— Start GIVEN ENTRIES —
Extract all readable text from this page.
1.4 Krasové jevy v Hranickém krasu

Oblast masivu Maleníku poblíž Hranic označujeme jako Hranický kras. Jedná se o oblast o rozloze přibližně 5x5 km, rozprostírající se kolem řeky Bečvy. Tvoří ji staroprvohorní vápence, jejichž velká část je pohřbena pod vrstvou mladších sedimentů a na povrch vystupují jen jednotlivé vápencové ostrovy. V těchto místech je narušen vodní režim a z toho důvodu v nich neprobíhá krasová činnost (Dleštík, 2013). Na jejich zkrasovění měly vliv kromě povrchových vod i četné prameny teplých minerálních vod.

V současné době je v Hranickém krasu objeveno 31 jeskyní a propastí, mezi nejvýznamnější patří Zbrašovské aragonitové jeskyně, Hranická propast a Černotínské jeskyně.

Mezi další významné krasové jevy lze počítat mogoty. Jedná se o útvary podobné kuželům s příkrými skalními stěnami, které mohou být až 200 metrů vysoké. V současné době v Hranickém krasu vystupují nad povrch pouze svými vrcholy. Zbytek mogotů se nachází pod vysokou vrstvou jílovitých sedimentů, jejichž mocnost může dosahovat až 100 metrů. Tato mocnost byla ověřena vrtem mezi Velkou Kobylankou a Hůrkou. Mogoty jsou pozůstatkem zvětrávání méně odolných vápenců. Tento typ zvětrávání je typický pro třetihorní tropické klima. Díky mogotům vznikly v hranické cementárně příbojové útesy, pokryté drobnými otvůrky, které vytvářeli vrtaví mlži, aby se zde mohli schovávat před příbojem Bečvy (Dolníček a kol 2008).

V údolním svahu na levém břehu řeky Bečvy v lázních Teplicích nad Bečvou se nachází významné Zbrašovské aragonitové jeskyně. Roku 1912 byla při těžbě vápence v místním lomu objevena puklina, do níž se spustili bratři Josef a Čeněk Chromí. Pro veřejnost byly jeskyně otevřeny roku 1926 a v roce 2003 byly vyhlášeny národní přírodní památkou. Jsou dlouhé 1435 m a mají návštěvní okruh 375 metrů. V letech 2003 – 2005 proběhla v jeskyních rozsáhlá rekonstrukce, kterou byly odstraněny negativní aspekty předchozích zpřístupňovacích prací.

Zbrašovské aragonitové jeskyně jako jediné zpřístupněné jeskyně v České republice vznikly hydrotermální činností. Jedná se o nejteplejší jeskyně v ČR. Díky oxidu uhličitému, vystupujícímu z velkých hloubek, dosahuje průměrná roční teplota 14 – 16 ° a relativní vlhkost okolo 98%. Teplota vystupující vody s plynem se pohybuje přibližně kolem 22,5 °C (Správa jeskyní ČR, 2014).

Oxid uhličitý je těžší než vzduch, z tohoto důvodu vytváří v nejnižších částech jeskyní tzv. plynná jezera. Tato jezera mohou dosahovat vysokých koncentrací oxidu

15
— End GIVEN ENTRIES —
— Start GIVEN ENTRIES —
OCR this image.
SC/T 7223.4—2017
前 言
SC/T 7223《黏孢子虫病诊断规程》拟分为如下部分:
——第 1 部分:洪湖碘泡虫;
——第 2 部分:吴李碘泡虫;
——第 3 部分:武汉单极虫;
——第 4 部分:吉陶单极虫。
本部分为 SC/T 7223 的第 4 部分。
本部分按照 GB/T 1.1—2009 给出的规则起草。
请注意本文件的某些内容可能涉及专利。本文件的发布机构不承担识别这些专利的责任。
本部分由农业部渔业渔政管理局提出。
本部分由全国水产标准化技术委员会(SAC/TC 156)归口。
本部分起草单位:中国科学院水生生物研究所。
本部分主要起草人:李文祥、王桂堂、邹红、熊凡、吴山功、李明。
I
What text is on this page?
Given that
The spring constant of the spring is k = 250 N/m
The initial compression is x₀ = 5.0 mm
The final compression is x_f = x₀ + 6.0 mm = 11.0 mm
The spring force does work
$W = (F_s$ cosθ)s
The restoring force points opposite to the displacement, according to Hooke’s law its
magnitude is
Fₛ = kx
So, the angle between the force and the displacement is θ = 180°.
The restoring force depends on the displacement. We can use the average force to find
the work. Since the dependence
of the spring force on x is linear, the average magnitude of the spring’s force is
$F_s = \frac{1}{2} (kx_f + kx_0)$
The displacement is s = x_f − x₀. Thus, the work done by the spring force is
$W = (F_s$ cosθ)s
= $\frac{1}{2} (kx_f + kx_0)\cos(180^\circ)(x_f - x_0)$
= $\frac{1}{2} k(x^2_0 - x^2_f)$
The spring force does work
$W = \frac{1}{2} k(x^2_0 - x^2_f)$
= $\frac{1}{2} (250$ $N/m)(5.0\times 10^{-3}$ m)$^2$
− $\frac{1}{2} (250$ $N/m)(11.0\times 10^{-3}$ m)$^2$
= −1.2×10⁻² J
— End GIVEN ENTRIES —
THE EXERCISE »
Pick out and copy the lines of the material that include the word "times".

SOLVED EXERCISE »
= $\frac{1}{2} (250$ $N/m)(5.0\times 10^{-3}$ m)$^2$
− $\frac{1}{2} (250$ $N/m)(11.0\times 10^{-3}$ m)$^2$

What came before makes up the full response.